**Stored items**
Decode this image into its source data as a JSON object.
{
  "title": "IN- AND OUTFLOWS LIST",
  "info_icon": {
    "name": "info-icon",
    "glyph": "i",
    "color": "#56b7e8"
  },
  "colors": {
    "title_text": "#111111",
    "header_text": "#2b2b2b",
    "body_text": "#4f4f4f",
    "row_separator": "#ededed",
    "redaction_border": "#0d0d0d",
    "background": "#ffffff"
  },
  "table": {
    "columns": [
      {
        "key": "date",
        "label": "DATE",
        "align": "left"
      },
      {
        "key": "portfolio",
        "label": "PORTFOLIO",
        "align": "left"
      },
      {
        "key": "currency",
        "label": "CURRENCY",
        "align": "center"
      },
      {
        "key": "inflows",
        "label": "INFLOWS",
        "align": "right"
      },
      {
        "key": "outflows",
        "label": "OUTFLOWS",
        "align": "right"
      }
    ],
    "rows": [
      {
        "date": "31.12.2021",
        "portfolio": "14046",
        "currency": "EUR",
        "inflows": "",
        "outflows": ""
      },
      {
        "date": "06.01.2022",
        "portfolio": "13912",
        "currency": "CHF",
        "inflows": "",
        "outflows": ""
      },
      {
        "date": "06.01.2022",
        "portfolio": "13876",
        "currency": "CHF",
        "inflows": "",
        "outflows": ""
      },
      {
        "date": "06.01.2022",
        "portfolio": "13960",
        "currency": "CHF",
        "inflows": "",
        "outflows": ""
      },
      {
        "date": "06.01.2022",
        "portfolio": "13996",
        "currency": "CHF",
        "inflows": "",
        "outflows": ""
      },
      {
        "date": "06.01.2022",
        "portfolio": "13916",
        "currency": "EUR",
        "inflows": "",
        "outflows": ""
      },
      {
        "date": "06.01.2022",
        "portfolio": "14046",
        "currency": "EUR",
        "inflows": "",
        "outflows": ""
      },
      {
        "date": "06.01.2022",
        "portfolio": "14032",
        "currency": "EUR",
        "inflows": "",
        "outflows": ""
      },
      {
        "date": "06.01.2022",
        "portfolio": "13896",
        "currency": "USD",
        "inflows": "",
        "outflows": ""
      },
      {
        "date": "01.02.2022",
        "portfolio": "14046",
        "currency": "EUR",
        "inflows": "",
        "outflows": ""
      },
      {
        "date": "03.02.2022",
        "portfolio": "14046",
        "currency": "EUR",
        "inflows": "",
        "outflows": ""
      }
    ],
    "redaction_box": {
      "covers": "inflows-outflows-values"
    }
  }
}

**The problem**
Each line above must be printed exactly as it appears.

**Result of this exercise**
Decode this image into its source data as a JSON object.
{
  "title": "IN- AND OUTFLOWS LIST",
  "info_icon": {
    "name": "info-icon",
    "glyph": "i",
    "color": "#56b7e8"
  },
  "colors": {
    "title_text": "#111111",
    "header_text": "#2b2b2b",
    "body_text": "#4f4f4f",
    "row_separator": "#ededed",
    "redaction_border": "#0d0d0d",
    "background": "#ffffff"
  },
  "table": {
    "columns": [
      {
        "key": "date",
        "label": "DATE",
        "align": "left"
      },
      {
        "key": "portfolio",
        "label": "PORTFOLIO",
        "align": "left"
      },
      {
        "key": "currency",
        "label": "CURRENCY",
        "align": "center"
      },
      {
        "key": "inflows",
        "label": "INFLOWS",
        "align": "right"
      },
      {
        "key": "outflows",
        "label": "OUTFLOWS",
        "align": "right"
      }
    ],
    "rows": [
      {
        "date": "31.12.2021",
        "portfolio": "14046",
        "currency": "EUR",
        "inflows": "",
        "outflows": ""
      },
      {
        "date": "06.01.2022",
        "portfolio": "13912",
        "currency": "CHF",
        "inflows": "",
        "outflows": ""
      },
      {
        "date": "06.01.2022",
        "portfolio": "13876",
        "currency": "CHF",
        "inflows": "",
        "outflows": ""
      },
      {
        "date": "06.01.2022",
        "portfolio": "13960",
        "currency": "CHF",
        "inflows": "",
        "outflows": ""
      },
      {
        "date": "06.01.2022",
        "portfolio": "13996",
        "currency": "CHF",
        "inflows": "",
        "outflows": ""
      },
      {
        "date": "06.01.2022",
        "portfolio": "13916",
        "currency": "EUR",
        "inflows": "",
        "outflows": ""
      },
      {
        "date": "06.01.2022",
        "portfolio": "14046",
        "currency": "EUR",
        "inflows": "",
        "outflows": ""
      },
      {
        "date": "06.01.2022",
        "portfolio": "14032",
        "currency": "EUR",
        "inflows": "",
        "outflows": ""
      },
      {
        "date": "06.01.2022",
        "portfolio": "13896",
        "currency": "USD",
        "inflows": "",
        "outflows": ""
      },
      {
        "date": "01.02.2022",
        "portfolio": "14046",
        "currency": "EUR",
        "inflows": "",
        "outflows": ""
      },
      {
        "date": "03.02.2022",
        "portfolio": "14046",
        "currency": "EUR",
        "inflows": "",
        "outflows": ""
      }
    ],
    "redaction_box": {
      "covers": "inflows-outflows-values"
    }
  }
}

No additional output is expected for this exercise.